YOUR TASK:
List each line of the data that holds the string "Κώστας", please.

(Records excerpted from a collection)
::::

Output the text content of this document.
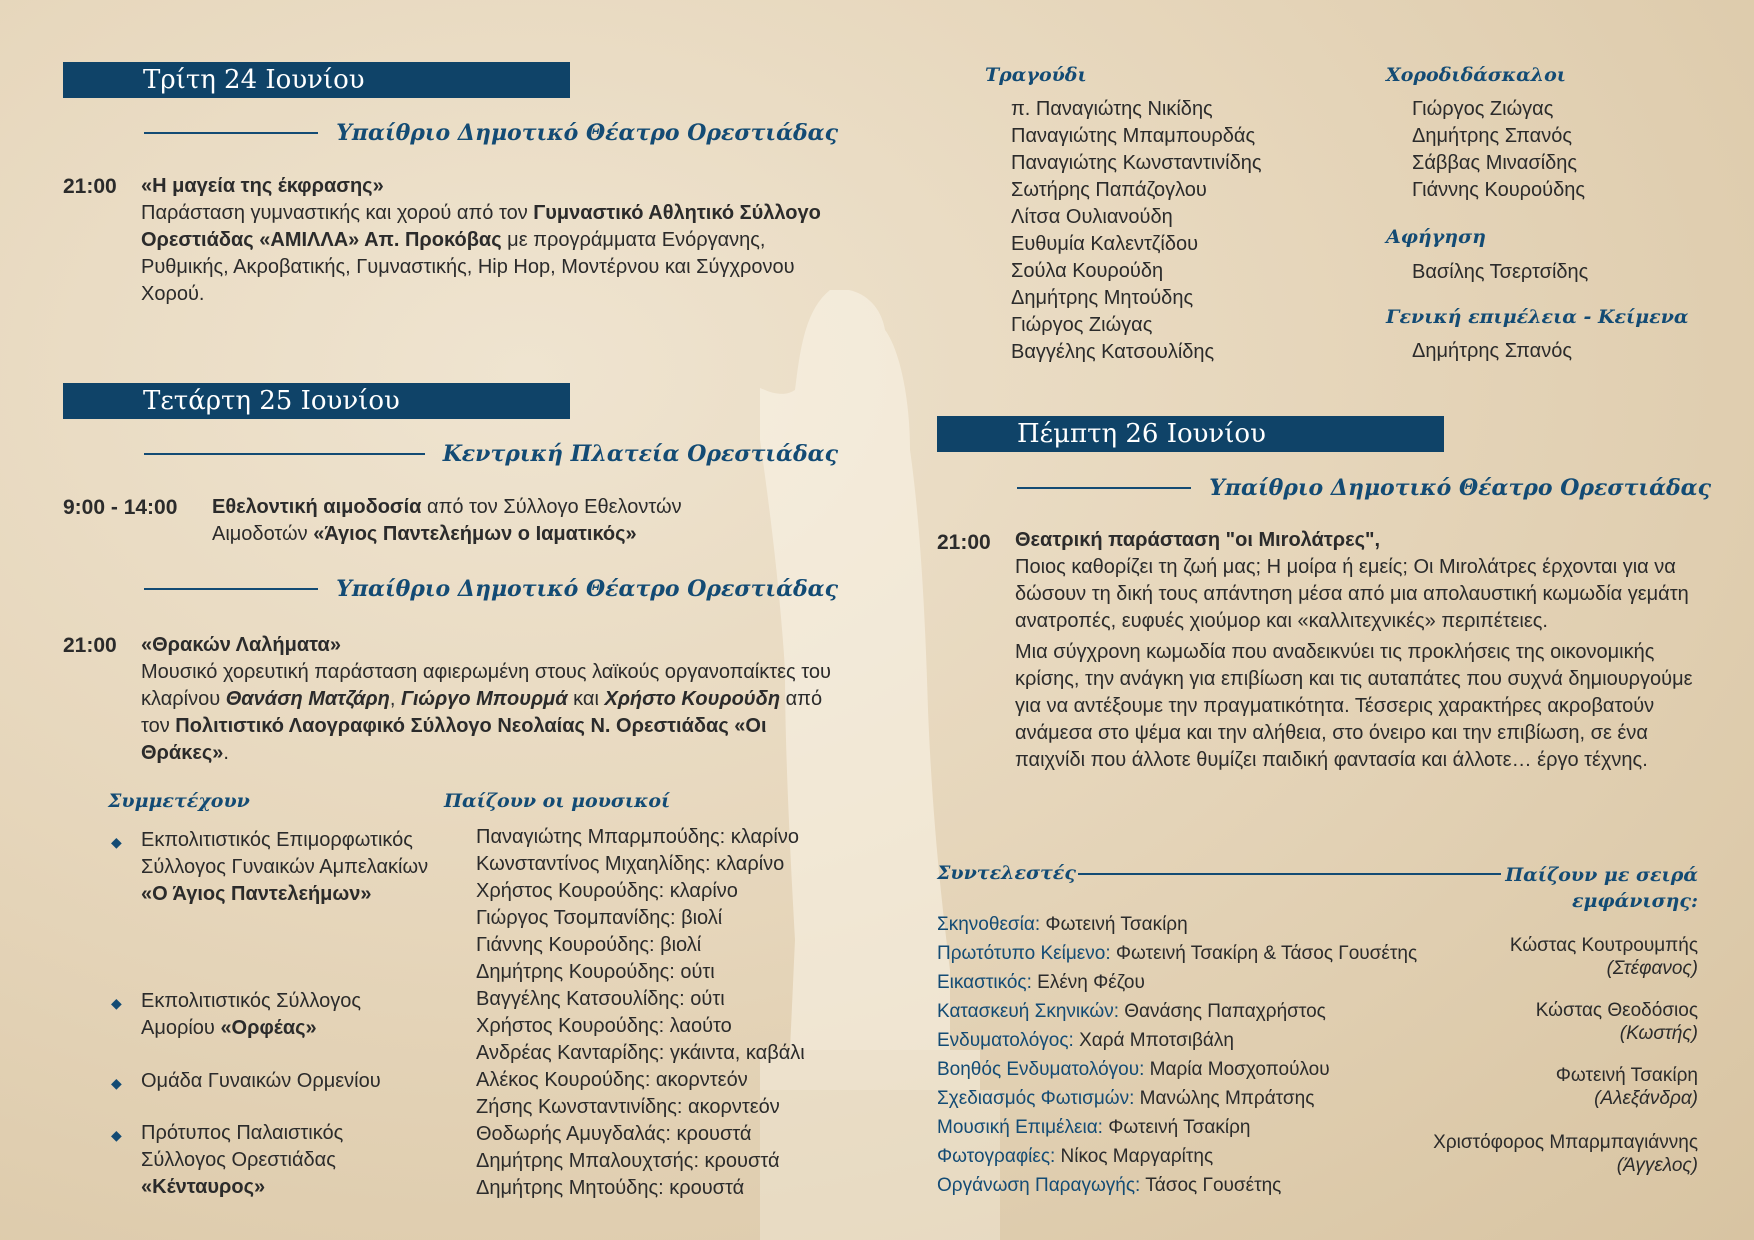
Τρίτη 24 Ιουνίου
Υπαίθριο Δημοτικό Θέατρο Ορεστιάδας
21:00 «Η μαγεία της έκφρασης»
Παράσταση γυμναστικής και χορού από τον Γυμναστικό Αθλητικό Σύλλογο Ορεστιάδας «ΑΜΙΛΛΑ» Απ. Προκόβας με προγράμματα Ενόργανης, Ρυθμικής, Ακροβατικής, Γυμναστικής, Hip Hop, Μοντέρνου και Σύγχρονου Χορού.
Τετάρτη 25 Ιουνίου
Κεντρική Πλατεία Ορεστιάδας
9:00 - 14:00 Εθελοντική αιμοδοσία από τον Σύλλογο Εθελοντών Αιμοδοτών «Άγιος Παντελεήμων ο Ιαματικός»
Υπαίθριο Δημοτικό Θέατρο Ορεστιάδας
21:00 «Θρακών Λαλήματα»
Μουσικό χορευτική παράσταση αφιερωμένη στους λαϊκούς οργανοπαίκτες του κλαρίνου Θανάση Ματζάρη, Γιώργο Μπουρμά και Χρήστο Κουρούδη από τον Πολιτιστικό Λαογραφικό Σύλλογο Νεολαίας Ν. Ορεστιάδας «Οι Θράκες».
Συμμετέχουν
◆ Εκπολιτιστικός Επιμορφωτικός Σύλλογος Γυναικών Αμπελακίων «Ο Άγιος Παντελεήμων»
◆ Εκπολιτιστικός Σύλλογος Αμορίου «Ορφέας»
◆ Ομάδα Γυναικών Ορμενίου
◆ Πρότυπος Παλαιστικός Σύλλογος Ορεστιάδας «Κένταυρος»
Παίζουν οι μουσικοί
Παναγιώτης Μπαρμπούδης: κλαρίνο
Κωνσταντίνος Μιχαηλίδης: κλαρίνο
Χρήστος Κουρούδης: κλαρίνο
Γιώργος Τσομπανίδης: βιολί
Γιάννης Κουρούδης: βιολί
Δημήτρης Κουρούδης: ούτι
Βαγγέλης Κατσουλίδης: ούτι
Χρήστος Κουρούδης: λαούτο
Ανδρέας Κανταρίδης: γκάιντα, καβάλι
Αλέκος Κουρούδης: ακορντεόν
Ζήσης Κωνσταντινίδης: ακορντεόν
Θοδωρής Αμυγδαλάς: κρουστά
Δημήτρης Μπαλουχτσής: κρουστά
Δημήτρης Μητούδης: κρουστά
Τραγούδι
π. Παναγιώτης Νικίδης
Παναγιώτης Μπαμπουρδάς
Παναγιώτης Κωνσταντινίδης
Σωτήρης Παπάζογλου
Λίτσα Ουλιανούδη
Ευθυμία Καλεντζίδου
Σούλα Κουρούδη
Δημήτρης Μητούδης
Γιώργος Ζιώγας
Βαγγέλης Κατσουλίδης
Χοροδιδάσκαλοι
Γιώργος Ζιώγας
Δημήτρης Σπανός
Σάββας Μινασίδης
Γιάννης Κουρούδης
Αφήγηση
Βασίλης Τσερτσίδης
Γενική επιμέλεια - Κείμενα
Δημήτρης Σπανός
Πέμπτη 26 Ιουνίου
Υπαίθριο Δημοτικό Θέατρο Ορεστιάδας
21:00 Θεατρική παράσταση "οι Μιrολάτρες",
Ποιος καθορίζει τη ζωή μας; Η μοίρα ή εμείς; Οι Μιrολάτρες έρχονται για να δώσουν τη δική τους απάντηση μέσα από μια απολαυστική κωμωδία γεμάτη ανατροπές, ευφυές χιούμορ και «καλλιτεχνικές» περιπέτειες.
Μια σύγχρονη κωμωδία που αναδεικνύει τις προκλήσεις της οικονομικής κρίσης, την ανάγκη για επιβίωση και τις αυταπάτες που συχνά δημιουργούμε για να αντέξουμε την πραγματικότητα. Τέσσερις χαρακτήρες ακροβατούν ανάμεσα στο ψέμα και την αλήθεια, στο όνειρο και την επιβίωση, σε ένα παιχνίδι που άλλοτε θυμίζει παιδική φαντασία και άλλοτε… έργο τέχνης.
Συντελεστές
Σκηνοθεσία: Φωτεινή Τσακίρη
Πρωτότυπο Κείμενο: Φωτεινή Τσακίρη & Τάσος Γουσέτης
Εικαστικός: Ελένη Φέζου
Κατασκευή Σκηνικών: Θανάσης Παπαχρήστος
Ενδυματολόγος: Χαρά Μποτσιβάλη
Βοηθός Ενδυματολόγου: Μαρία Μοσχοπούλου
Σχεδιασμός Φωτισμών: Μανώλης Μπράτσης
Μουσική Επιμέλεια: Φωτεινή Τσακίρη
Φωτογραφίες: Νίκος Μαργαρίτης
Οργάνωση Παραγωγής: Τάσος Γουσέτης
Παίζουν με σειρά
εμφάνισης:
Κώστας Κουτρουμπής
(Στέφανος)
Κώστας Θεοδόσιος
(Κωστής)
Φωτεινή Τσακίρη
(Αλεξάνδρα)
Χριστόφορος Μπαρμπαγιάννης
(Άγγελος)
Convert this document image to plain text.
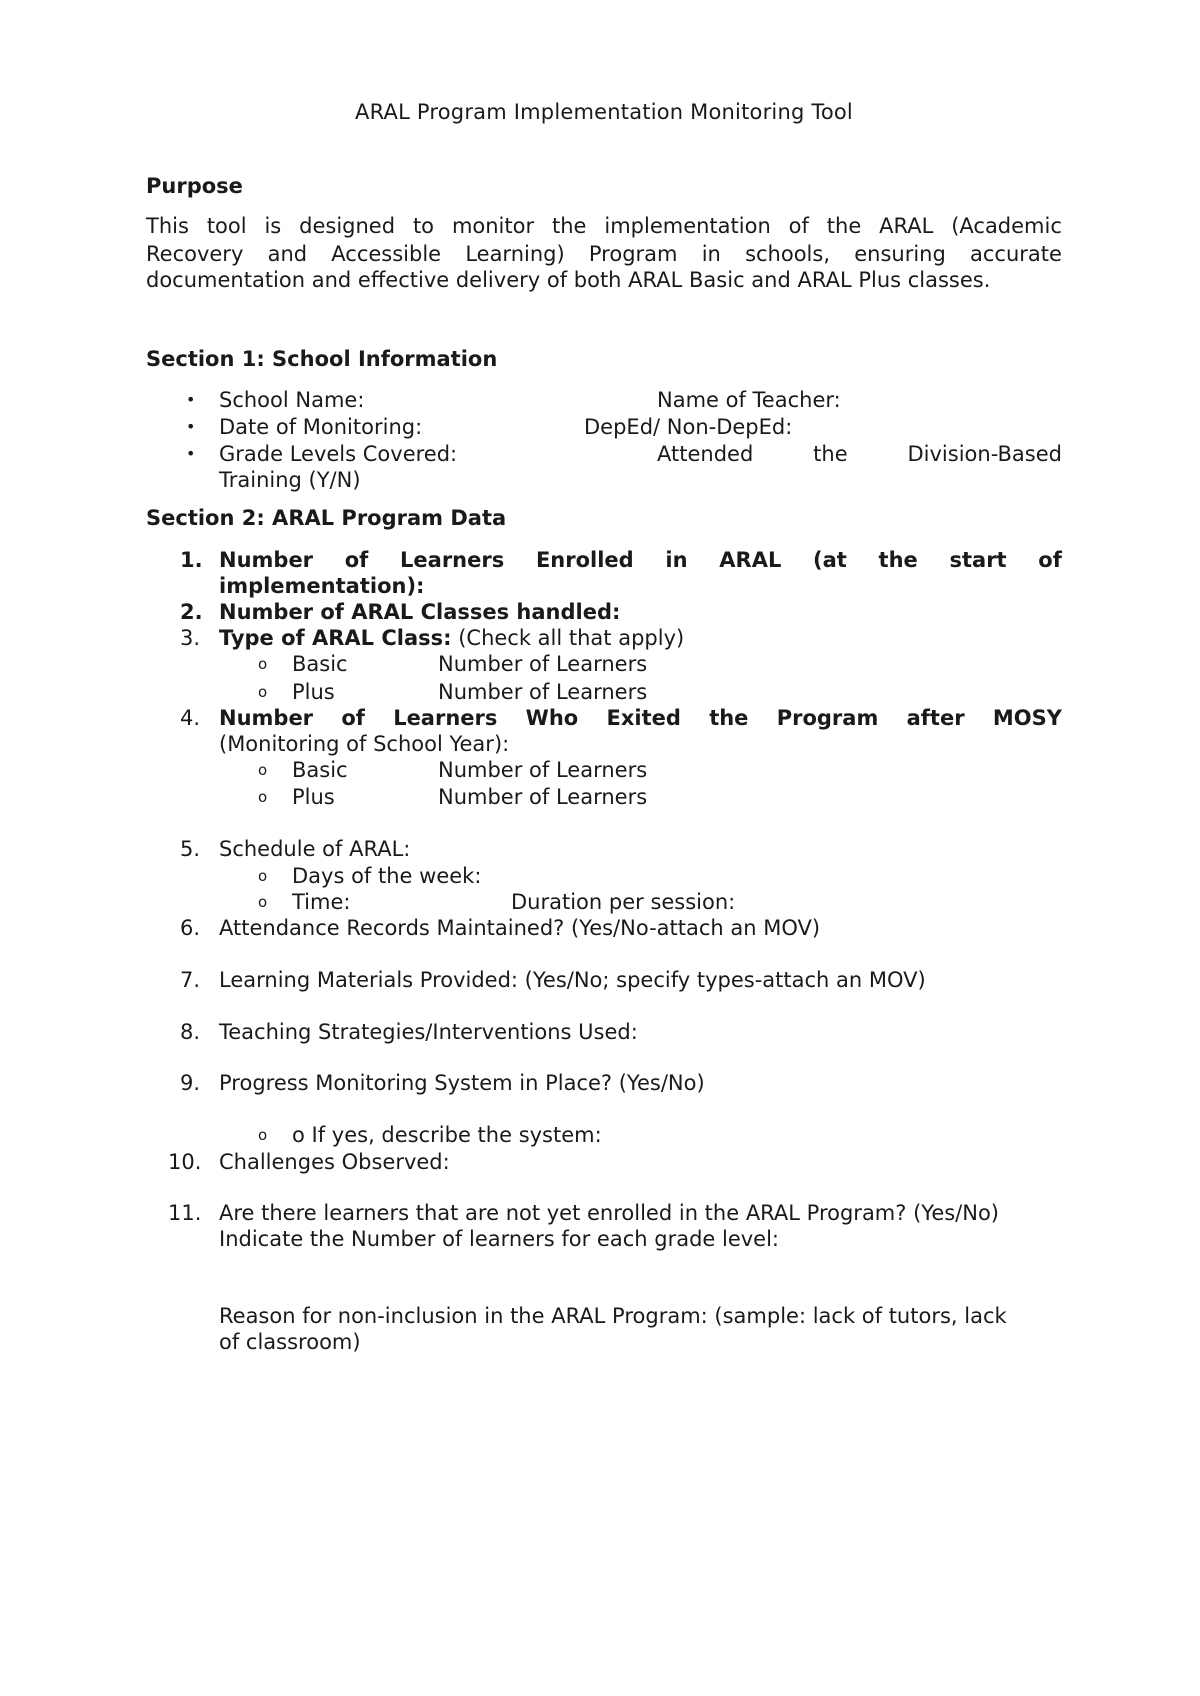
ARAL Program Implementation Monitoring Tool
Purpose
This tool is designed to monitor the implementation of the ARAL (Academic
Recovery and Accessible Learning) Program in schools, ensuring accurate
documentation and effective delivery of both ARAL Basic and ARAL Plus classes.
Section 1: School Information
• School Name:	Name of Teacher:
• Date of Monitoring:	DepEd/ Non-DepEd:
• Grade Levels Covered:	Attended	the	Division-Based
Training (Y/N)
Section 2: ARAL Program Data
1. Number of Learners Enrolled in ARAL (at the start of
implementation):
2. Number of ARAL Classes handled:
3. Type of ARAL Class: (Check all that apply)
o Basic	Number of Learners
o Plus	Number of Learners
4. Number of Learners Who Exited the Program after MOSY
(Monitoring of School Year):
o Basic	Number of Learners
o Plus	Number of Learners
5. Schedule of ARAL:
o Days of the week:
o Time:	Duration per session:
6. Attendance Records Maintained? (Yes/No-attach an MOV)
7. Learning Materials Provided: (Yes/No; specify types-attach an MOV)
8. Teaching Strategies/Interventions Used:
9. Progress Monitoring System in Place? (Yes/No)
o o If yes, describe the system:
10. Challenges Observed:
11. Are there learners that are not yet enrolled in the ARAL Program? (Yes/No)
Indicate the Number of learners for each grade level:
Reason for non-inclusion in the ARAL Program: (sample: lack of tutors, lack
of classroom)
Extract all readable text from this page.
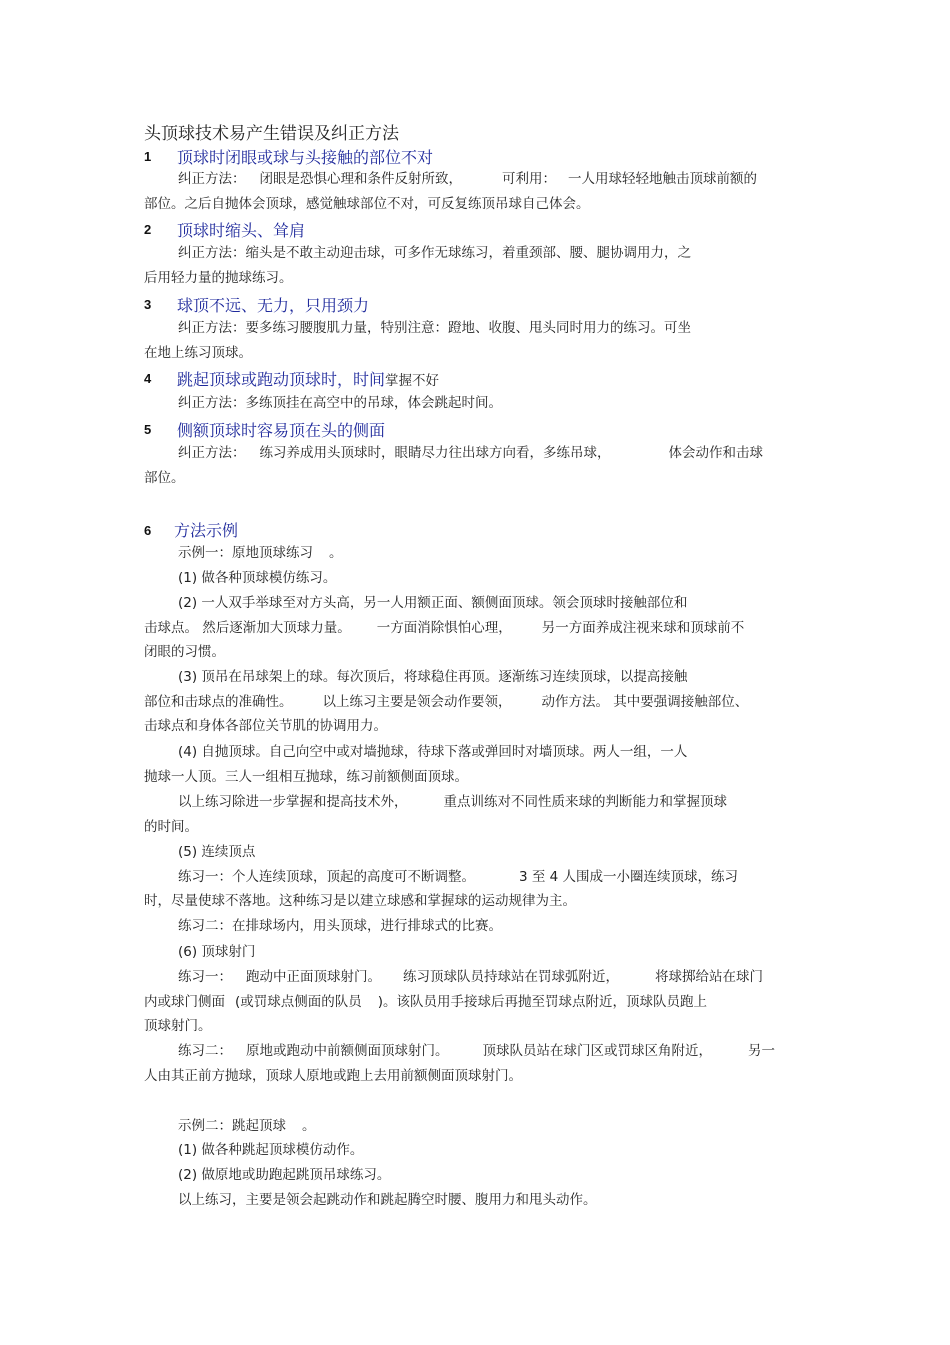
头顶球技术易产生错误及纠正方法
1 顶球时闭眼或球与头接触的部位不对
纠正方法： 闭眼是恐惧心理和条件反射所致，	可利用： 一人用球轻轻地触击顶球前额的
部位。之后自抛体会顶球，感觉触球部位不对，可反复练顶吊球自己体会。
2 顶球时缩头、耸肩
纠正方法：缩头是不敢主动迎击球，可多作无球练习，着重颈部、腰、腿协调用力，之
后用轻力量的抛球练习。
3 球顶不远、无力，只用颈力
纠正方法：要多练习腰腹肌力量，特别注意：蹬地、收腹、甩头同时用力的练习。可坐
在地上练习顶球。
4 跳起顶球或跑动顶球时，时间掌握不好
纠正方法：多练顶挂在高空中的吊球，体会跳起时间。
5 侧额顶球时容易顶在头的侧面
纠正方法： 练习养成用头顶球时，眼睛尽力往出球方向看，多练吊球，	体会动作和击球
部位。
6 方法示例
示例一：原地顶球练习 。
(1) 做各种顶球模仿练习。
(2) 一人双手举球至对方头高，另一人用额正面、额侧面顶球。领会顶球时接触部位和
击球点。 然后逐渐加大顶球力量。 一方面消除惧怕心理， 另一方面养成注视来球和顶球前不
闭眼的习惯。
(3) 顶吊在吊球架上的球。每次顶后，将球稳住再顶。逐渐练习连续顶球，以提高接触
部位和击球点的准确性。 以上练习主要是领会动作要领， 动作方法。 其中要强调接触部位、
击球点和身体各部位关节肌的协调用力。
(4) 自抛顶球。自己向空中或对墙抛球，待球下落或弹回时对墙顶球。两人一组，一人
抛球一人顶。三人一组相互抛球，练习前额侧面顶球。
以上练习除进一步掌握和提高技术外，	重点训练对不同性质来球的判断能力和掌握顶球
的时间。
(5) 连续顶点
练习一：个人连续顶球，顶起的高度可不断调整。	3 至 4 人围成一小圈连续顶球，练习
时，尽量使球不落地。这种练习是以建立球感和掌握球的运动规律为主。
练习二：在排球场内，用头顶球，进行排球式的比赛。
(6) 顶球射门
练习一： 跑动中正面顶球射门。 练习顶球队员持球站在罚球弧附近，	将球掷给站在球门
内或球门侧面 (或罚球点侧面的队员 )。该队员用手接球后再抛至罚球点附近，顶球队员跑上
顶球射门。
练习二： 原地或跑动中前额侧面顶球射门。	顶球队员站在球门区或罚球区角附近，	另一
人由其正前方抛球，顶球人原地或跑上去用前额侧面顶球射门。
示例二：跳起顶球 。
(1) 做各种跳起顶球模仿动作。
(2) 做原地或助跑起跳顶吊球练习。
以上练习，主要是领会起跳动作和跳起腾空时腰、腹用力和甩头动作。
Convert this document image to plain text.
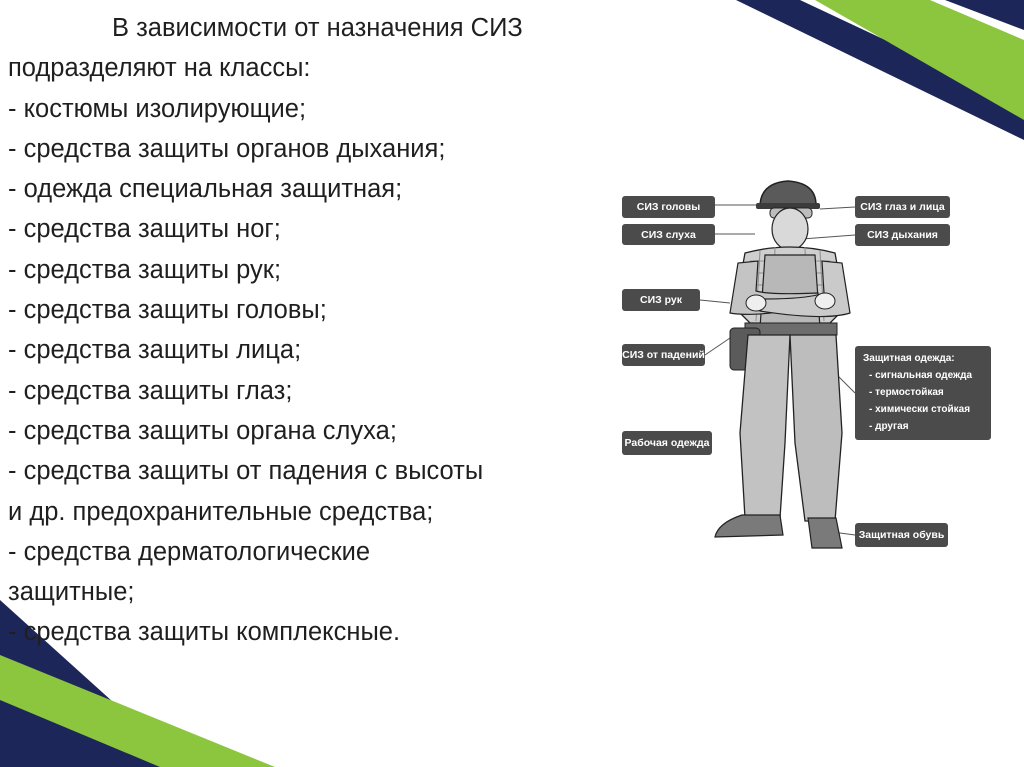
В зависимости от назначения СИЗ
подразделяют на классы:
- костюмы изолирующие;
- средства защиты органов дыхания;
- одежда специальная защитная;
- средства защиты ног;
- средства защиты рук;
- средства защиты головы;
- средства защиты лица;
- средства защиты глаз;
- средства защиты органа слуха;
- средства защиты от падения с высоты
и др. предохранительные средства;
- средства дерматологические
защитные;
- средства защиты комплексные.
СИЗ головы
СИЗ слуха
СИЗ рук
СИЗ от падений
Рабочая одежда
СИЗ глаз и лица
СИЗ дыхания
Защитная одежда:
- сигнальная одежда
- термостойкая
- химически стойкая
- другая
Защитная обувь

::::

SOLUTION TO THIS TASK:
Κώστας Κουτρουμπής
Κώστας Θεοδόσιος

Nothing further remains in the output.